TASK BRIEF: Here are some records; return them all exactly.

DATA LINES:
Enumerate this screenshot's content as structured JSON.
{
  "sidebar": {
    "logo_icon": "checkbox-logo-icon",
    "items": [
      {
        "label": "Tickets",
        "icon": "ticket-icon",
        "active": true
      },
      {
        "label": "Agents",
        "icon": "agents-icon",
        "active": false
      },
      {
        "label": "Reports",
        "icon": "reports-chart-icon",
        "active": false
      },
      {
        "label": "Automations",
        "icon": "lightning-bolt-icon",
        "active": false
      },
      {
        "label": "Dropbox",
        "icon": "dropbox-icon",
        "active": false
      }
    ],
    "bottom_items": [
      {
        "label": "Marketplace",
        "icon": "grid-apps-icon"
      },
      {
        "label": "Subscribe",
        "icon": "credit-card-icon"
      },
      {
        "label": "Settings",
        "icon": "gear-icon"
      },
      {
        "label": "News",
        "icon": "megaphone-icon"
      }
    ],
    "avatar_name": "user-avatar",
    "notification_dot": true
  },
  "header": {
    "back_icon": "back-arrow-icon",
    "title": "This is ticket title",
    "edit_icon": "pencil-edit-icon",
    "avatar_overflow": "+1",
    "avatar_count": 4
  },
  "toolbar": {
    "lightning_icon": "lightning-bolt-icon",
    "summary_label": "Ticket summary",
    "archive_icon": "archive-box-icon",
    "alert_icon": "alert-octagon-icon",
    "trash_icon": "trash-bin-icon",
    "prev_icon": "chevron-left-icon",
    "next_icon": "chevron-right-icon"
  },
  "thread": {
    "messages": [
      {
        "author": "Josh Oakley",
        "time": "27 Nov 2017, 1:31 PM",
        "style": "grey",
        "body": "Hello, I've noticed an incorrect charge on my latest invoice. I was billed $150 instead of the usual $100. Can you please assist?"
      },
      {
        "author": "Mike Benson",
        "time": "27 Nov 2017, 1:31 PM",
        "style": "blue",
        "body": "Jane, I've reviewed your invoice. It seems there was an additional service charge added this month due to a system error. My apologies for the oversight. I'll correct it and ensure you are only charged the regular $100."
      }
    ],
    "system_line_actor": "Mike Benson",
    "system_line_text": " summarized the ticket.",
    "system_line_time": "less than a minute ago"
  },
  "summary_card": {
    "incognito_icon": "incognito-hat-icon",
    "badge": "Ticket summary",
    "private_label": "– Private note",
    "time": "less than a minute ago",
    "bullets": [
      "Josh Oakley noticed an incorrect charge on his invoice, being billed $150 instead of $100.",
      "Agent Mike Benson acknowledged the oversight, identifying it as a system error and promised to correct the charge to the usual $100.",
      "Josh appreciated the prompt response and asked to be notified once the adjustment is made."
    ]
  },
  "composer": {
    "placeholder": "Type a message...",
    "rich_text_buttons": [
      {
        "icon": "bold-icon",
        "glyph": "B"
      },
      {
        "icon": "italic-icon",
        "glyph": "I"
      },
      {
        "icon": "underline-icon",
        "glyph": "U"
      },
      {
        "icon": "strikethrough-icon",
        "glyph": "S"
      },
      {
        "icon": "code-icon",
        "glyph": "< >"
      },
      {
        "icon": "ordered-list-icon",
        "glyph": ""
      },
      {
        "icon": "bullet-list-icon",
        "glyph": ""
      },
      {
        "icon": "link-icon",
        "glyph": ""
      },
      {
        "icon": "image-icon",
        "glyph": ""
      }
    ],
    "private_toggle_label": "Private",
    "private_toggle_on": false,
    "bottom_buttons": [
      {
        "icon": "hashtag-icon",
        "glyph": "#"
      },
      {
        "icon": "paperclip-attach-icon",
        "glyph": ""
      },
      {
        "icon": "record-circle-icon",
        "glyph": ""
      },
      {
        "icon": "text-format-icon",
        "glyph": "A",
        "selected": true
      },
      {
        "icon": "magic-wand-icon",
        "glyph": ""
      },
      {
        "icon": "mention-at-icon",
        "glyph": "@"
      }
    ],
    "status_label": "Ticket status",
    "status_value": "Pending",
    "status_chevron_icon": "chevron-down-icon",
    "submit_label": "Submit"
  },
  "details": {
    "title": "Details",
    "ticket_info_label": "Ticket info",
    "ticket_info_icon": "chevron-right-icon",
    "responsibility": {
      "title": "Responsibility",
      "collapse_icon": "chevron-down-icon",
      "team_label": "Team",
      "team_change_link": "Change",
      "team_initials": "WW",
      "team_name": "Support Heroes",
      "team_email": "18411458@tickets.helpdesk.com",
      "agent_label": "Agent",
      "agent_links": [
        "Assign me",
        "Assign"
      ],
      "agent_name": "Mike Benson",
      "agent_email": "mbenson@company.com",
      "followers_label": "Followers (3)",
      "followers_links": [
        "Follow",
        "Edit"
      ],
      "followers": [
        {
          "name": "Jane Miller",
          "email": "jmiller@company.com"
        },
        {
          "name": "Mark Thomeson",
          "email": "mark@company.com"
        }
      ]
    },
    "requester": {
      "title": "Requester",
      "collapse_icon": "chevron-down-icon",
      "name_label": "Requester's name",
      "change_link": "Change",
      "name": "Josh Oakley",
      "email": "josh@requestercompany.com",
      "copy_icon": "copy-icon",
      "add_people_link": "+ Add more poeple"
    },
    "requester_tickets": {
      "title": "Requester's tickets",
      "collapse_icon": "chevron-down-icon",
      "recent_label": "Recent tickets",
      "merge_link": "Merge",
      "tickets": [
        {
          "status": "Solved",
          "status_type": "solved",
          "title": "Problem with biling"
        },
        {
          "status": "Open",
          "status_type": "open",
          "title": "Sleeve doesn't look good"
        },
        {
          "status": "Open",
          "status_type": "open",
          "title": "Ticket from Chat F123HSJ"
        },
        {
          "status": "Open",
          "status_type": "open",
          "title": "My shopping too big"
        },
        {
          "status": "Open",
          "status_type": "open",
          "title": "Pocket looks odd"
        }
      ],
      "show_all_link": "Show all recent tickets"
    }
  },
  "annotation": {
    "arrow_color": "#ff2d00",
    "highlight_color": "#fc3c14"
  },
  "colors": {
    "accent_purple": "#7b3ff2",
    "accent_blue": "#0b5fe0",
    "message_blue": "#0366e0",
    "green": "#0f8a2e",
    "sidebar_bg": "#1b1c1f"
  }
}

OUTPUT BELOW:
Enumerate this screenshot's content as structured JSON.
{
  "sidebar": {
    "logo_icon": "checkbox-logo-icon",
    "items": [
      {
        "label": "Tickets",
        "icon": "ticket-icon",
        "active": true
      },
      {
        "label": "Agents",
        "icon": "agents-icon",
        "active": false
      },
      {
        "label": "Reports",
        "icon": "reports-chart-icon",
        "active": false
      },
      {
        "label": "Automations",
        "icon": "lightning-bolt-icon",
        "active": false
      },
      {
        "label": "Dropbox",
        "icon": "dropbox-icon",
        "active": false
      }
    ],
    "bottom_items": [
      {
        "label": "Marketplace",
        "icon": "grid-apps-icon"
      },
      {
        "label": "Subscribe",
        "icon": "credit-card-icon"
      },
      {
        "label": "Settings",
        "icon": "gear-icon"
      },
      {
        "label": "News",
        "icon": "megaphone-icon"
      }
    ],
    "avatar_name": "user-avatar",
    "notification_dot": true
  },
  "header": {
    "back_icon": "back-arrow-icon",
    "title": "This is ticket title",
    "edit_icon": "pencil-edit-icon",
    "avatar_overflow": "+1",
    "avatar_count": 4
  },
  "toolbar": {
    "lightning_icon": "lightning-bolt-icon",
    "summary_label": "Ticket summary",
    "archive_icon": "archive-box-icon",
    "alert_icon": "alert-octagon-icon",
    "trash_icon": "trash-bin-icon",
    "prev_icon": "chevron-left-icon",
    "next_icon": "chevron-right-icon"
  },
  "thread": {
    "messages": [
      {
        "author": "Josh Oakley",
        "time": "27 Nov 2017, 1:31 PM",
        "style": "grey",
        "body": "Hello, I've noticed an incorrect charge on my latest invoice. I was billed $150 instead of the usual $100. Can you please assist?"
      },
      {
        "author": "Mike Benson",
        "time": "27 Nov 2017, 1:31 PM",
        "style": "blue",
        "body": "Jane, I've reviewed your invoice. It seems there was an additional service charge added this month due to a system error. My apologies for the oversight. I'll correct it and ensure you are only charged the regular $100."
      }
    ],
    "system_line_actor": "Mike Benson",
    "system_line_text": " summarized the ticket.",
    "system_line_time": "less than a minute ago"
  },
  "summary_card": {
    "incognito_icon": "incognito-hat-icon",
    "badge": "Ticket summary",
    "private_label": "– Private note",
    "time": "less than a minute ago",
    "bullets": [
      "Josh Oakley noticed an incorrect charge on his invoice, being billed $150 instead of $100.",
      "Agent Mike Benson acknowledged the oversight, identifying it as a system error and promised to correct the charge to the usual $100.",
      "Josh appreciated the prompt response and asked to be notified once the adjustment is made."
    ]
  },
  "composer": {
    "placeholder": "Type a message...",
    "rich_text_buttons": [
      {
        "icon": "bold-icon",
        "glyph": "B"
      },
      {
        "icon": "italic-icon",
        "glyph": "I"
      },
      {
        "icon": "underline-icon",
        "glyph": "U"
      },
      {
        "icon": "strikethrough-icon",
        "glyph": "S"
      },
      {
        "icon": "code-icon",
        "glyph": "< >"
      },
      {
        "icon": "ordered-list-icon",
        "glyph": ""
      },
      {
        "icon": "bullet-list-icon",
        "glyph": ""
      },
      {
        "icon": "link-icon",
        "glyph": ""
      },
      {
        "icon": "image-icon",
        "glyph": ""
      }
    ],
    "private_toggle_label": "Private",
    "private_toggle_on": false,
    "bottom_buttons": [
      {
        "icon": "hashtag-icon",
        "glyph": "#"
      },
      {
        "icon": "paperclip-attach-icon",
        "glyph": ""
      },
      {
        "icon": "record-circle-icon",
        "glyph": ""
      },
      {
        "icon": "text-format-icon",
        "glyph": "A",
        "selected": true
      },
      {
        "icon": "magic-wand-icon",
        "glyph": ""
      },
      {
        "icon": "mention-at-icon",
        "glyph": "@"
      }
    ],
    "status_label": "Ticket status",
    "status_value": "Pending",
    "status_chevron_icon": "chevron-down-icon",
    "submit_label": "Submit"
  },
  "details": {
    "title": "Details",
    "ticket_info_label": "Ticket info",
    "ticket_info_icon": "chevron-right-icon",
    "responsibility": {
      "title": "Responsibility",
      "collapse_icon": "chevron-down-icon",
      "team_label": "Team",
      "team_change_link": "Change",
      "team_initials": "WW",
      "team_name": "Support Heroes",
      "team_email": "18411458@tickets.helpdesk.com",
      "agent_label": "Agent",
      "agent_links": [
        "Assign me",
        "Assign"
      ],
      "agent_name": "Mike Benson",
      "agent_email": "mbenson@company.com",
      "followers_label": "Followers (3)",
      "followers_links": [
        "Follow",
        "Edit"
      ],
      "followers": [
        {
          "name": "Jane Miller",
          "email": "jmiller@company.com"
        },
        {
          "name": "Mark Thomeson",
          "email": "mark@company.com"
        }
      ]
    },
    "requester": {
      "title": "Requester",
      "collapse_icon": "chevron-down-icon",
      "name_label": "Requester's name",
      "change_link": "Change",
      "name": "Josh Oakley",
      "email": "josh@requestercompany.com",
      "copy_icon": "copy-icon",
      "add_people_link": "+ Add more poeple"
    },
    "requester_tickets": {
      "title": "Requester's tickets",
      "collapse_icon": "chevron-down-icon",
      "recent_label": "Recent tickets",
      "merge_link": "Merge",
      "tickets": [
        {
          "status": "Solved",
          "status_type": "solved",
          "title": "Problem with biling"
        },
        {
          "status": "Open",
          "status_type": "open",
          "title": "Sleeve doesn't look good"
        },
        {
          "status": "Open",
          "status_type": "open",
          "title": "Ticket from Chat F123HSJ"
        },
        {
          "status": "Open",
          "status_type": "open",
          "title": "My shopping too big"
        },
        {
          "status": "Open",
          "status_type": "open",
          "title": "Pocket looks odd"
        }
      ],
      "show_all_link": "Show all recent tickets"
    }
  },
  "annotation": {
    "arrow_color": "#ff2d00",
    "highlight_color": "#fc3c14"
  },
  "colors": {
    "accent_purple": "#7b3ff2",
    "accent_blue": "#0b5fe0",
    "message_blue": "#0366e0",
    "green": "#0f8a2e",
    "sidebar_bg": "#1b1c1f"
  }
}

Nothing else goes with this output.